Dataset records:
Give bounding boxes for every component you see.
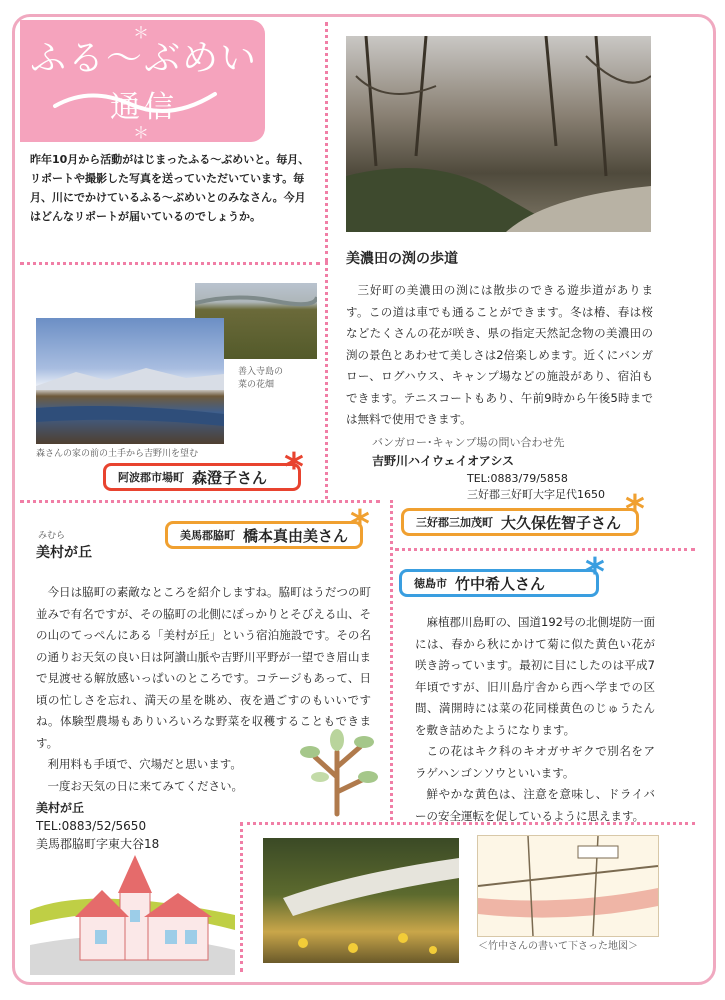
contact-name: 吉野川ハイウェイオアシス [372,454,514,468]
contact-tel: TEL:0883/79/5858 [467,472,568,485]
takenaka-paragraphs: 麻植郡川島町の、国道192号の北側堤防一面には、春から秋にかけて菊に似た黄色い花が咲き誇っています。最初に目にしたのは平成7年頃ですが、旧川島庁舎から西へ学までの区間、満開時には菜の花同様黄色のじゅうたんを敷き詰めたようになります。 この花はキク科のキオガサギクで別名をアラゲハンゴンソウといいます。 鮮やかな黄色は、注意を意味し、ドライバーの安全運転を促しているように思えます。 [415,615,655,823]
rapeseed-caption: 善入寺島の 菜の花畑 [238,367,284,390]
contact-address: 三好郡三好町大字足代1650 [467,488,605,501]
reporter-tag-hashimoto: 美馬郡脇町 橋本真由美さん [165,521,363,549]
heading-ruby: みむら [38,531,66,541]
divider-vertical-bottom [240,822,243,972]
asterisk-icon: * [585,550,605,594]
asterisk-icon: ＊ [133,23,150,42]
intro-text: 昨年10月から活動がはじまったふる～ぶめいと。毎月、リポートや撮影した写真を送っていただいています。毎月、川にでかけているふる～ぶめいとのみなさん。今月はどんなリポートが届いているのでしょうか。 [30,153,310,223]
sapling-icon [290,722,385,817]
reporter-tag-mori: 阿波郡市場町 森澄子さん [103,463,301,491]
mimura-info-name: 美村が丘 [36,801,85,815]
divider-horizontal-left [20,262,320,265]
divider-horizontal-right [395,548,695,551]
river-caption: 森さんの家の前の土手から吉野川を望む [36,449,199,459]
asterisk-icon: * [350,502,370,546]
divider-horizontal-mid [20,500,380,503]
mimura-info-address: 美馬郡脇町字東大谷18 [36,837,160,851]
asterisk-icon: * [284,445,304,489]
reporter-tag-okubo: 三好郡三加茂町 大久保佐智子さん [401,508,639,536]
hand-drawn-map [477,835,659,937]
path-photo [346,36,651,232]
embankment-photo [263,838,459,963]
mimura-info-tel: TEL:0883/52/5650 [36,819,147,833]
newsletter-title: ふる～ぶめいと [30,38,297,79]
reporter-tag-takenaka: 徳島市 竹中希人さん [399,569,599,597]
asterisk-icon: ＊ [133,123,150,142]
mimura-paragraphs: 今日は脇町の素敵なところを紹介しますね。脇町はうだつの町並みで有名ですが、その脇町の北側にぽっかりとそびえる山、その山のてっぺんにある「美村が丘」という宿泊施設です。その名の通りお天気の良い日は阿讃山脈や吉野川平野が一望でき眉山まで見渡せる解放感いっぱいのところです。コテージもあって、日頃の忙しさを忘れ、満天の星を眺め、夜を過ごすのもいいですね。体験型農場もありいろいろな野菜を収穫することもできます。 利用料も手頃で、穴場だと思います。 一度お天気の日に来てみてください。 [36,585,371,793]
section-heading-mimura: 美村が丘 [36,545,92,561]
divider-vertical-lower [390,500,393,820]
newsletter-subtitle: 通信 [110,90,178,125]
section-heading-minoda: 美濃田の渕の歩道 [346,251,458,267]
map-caption: ＜竹中さんの書いて下さった地図＞ [478,941,638,952]
divider-vertical-top [325,22,328,262]
divider-vertical-middle [325,262,328,499]
asterisk-icon: * [625,487,645,531]
minoda-paragraph: 三好町の美濃田の渕には散歩のできる遊歩道があります。この道は車でも通ることができます。冬は椿、春は桜などたくさんの花が咲き、県の指定天然記念物の美濃田の渕の景色とあわせて美しさは2倍楽しめます。近くにバンガロー、ログハウス、キャンプ場などの施設があり、宿泊もできます。テニスコートもあり、午前9時から午後5時までは無料で使用できます。 [346,283,653,426]
river-photo [36,318,224,444]
contact-label: バンガロー･キャンプ場の問い合わせ先 [372,436,565,449]
house-icon [30,855,235,975]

#### Stated task
Can you copy every line above character for character, leaving out the pictures?

#### Exercise answer
Give bounding boxes for every component you see.
contact-name: 吉野川ハイウェイオアシス [372,454,514,468]
contact-tel: TEL:0883/79/5858 [467,472,568,485]
takenaka-paragraphs: 麻植郡川島町の、国道192号の北側堤防一面には、春から秋にかけて菊に似た黄色い花が咲き誇っています。最初に目にしたのは平成7年頃ですが、旧川島庁舎から西へ学までの区間、満開時には菜の花同様黄色のじゅうたんを敷き詰めたようになります。 この花はキク科のキオガサギクで別名をアラゲハンゴンソウといいます。 鮮やかな黄色は、注意を意味し、ドライバーの安全運転を促しているように思えます。 [415,615,655,823]
rapeseed-caption: 善入寺島の 菜の花畑 [238,367,284,390]
contact-address: 三好郡三好町大字足代1650 [467,488,605,501]
reporter-tag-hashimoto: 美馬郡脇町 橋本真由美さん [165,521,363,549]
heading-ruby: みむら [38,531,66,541]
divider-vertical-bottom [240,822,243,972]
asterisk-icon: * [585,550,605,594]
asterisk-icon: ＊ [133,23,150,42]
intro-text: 昨年10月から活動がはじまったふる～ぶめいと。毎月、リポートや撮影した写真を送っていただいています。毎月、川にでかけているふる～ぶめいとのみなさん。今月はどんなリポートが届いているのでしょうか。 [30,153,310,223]
sapling-icon [290,722,385,817]
reporter-tag-mori: 阿波郡市場町 森澄子さん [103,463,301,491]
mimura-info-name: 美村が丘 [36,801,85,815]
divider-horizontal-left [20,262,320,265]
divider-horizontal-right [395,548,695,551]
river-caption: 森さんの家の前の土手から吉野川を望む [36,449,199,459]
asterisk-icon: * [350,502,370,546]
divider-horizontal-mid [20,500,380,503]
mimura-info-address: 美馬郡脇町字東大谷18 [36,837,160,851]
asterisk-icon: * [284,445,304,489]
reporter-tag-okubo: 三好郡三加茂町 大久保佐智子さん [401,508,639,536]
hand-drawn-map [477,835,659,937]
path-photo [346,36,651,232]
embankment-photo [263,838,459,963]
mimura-info-tel: TEL:0883/52/5650 [36,819,147,833]
newsletter-title: ふる～ぶめいと [30,38,297,79]
reporter-tag-takenaka: 徳島市 竹中希人さん [399,569,599,597]
asterisk-icon: ＊ [133,123,150,142]
mimura-paragraphs: 今日は脇町の素敵なところを紹介しますね。脇町はうだつの町並みで有名ですが、その脇町の北側にぽっかりとそびえる山、その山のてっぺんにある「美村が丘」という宿泊施設です。その名の通りお天気の良い日は阿讃山脈や吉野川平野が一望でき眉山まで見渡せる解放感いっぱいのところです。コテージもあって、日頃の忙しさを忘れ、満天の星を眺め、夜を過ごすのもいいですね。体験型農場もありいろいろな野菜を収穫することもできます。 利用料も手頃で、穴場だと思います。 一度お天気の日に来てみてください。 [36,585,371,793]
section-heading-mimura: 美村が丘 [36,545,92,561]
divider-vertical-lower [390,500,393,820]
newsletter-subtitle: 通信 [110,90,178,125]
section-heading-minoda: 美濃田の渕の歩道 [346,251,458,267]
map-caption: ＜竹中さんの書いて下さった地図＞ [478,941,638,952]
divider-vertical-top [325,22,328,262]
divider-vertical-middle [325,262,328,499]
asterisk-icon: * [625,487,645,531]
minoda-paragraph: 三好町の美濃田の渕には散歩のできる遊歩道があります。この道は車でも通ることができます。冬は椿、春は桜などたくさんの花が咲き、県の指定天然記念物の美濃田の渕の景色とあわせて美しさは2倍楽しめます。近くにバンガロー、ログハウス、キャンプ場などの施設があり、宿泊もできます。テニスコートもあり、午前9時から午後5時までは無料で使用できます。 [346,283,653,426]
river-photo [36,318,224,444]
contact-label: バンガロー･キャンプ場の問い合わせ先 [372,436,565,449]
house-icon [30,855,235,975]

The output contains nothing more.